## Begin

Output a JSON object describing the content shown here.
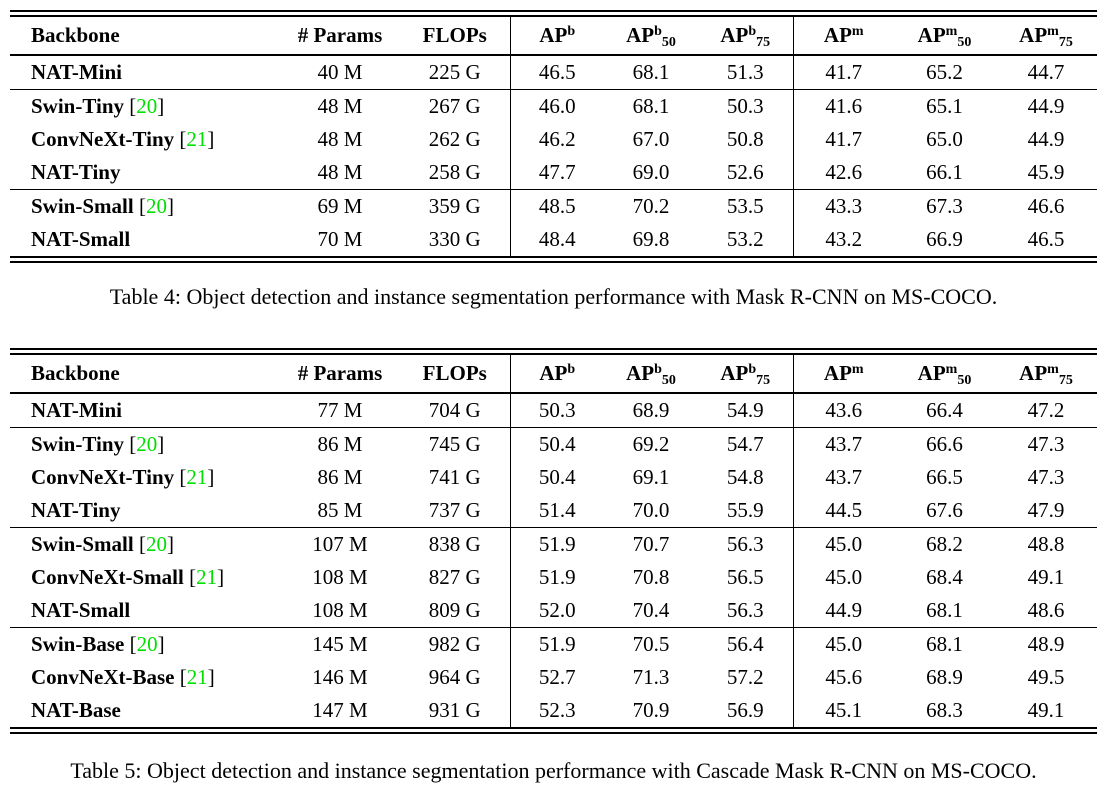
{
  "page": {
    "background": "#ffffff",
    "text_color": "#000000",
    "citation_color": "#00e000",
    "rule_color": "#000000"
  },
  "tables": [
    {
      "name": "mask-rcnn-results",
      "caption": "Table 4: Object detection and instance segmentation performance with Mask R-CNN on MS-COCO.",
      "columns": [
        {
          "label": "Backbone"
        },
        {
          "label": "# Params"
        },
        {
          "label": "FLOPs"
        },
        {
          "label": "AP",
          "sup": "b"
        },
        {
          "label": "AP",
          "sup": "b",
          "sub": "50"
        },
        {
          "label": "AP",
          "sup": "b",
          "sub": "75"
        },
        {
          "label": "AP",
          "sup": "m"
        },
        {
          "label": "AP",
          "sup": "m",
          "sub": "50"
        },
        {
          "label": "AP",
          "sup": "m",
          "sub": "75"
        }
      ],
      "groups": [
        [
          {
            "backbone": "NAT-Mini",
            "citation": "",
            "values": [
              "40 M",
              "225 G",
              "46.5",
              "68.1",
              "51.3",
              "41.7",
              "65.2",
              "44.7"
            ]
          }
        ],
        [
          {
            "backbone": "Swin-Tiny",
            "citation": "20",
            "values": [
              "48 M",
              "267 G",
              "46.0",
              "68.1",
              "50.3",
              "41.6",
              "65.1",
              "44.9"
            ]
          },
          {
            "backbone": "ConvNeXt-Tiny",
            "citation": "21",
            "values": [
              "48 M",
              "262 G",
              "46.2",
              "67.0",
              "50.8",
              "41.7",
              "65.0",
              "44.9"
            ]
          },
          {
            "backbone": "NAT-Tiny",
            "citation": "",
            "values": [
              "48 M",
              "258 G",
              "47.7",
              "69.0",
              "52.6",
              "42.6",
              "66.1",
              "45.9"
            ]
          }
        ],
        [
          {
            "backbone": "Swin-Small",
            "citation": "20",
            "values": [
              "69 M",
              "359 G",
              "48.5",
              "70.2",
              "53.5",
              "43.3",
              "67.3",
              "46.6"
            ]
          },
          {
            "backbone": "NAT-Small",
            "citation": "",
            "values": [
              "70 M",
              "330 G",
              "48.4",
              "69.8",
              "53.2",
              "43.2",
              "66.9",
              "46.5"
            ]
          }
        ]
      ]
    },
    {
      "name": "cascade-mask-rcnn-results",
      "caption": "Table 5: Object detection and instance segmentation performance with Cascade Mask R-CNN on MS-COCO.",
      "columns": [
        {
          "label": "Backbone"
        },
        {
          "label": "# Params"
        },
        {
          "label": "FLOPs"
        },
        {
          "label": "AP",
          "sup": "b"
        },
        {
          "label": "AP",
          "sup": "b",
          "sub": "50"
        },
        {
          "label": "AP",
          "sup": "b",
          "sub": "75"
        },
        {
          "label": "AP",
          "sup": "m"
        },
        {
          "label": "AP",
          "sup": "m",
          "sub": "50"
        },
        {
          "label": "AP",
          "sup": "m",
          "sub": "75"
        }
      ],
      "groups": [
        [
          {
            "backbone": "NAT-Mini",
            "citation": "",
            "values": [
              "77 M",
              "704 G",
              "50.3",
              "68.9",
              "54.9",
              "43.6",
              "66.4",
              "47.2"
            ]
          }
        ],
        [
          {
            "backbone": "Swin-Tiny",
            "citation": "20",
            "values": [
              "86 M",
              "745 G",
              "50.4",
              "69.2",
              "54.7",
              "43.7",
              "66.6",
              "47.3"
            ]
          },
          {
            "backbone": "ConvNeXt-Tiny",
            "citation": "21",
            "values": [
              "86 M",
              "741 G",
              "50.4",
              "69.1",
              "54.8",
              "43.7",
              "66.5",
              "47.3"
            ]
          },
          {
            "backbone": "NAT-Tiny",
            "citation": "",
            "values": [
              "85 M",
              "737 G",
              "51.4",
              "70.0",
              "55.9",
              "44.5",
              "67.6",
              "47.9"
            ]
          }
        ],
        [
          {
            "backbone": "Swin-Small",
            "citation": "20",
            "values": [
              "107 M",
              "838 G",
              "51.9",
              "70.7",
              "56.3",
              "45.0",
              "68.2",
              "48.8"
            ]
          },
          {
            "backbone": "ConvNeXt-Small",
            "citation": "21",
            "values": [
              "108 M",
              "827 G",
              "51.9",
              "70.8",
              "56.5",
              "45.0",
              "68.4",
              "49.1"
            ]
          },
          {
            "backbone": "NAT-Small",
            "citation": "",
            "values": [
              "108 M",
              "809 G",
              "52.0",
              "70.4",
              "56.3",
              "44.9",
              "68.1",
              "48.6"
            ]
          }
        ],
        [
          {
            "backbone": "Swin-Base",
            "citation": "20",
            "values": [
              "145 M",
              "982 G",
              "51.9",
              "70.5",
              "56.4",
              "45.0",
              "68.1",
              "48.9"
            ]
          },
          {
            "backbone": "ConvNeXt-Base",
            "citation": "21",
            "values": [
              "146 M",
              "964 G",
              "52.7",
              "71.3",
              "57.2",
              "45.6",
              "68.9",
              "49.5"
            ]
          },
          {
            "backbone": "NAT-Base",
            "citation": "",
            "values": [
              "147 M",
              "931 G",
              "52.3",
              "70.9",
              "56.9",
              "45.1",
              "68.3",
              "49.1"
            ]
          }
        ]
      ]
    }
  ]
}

## End

- Task prompt -
Across the records above, count the lines holding "performance" and reply with that number alone.

- Response to the task -
2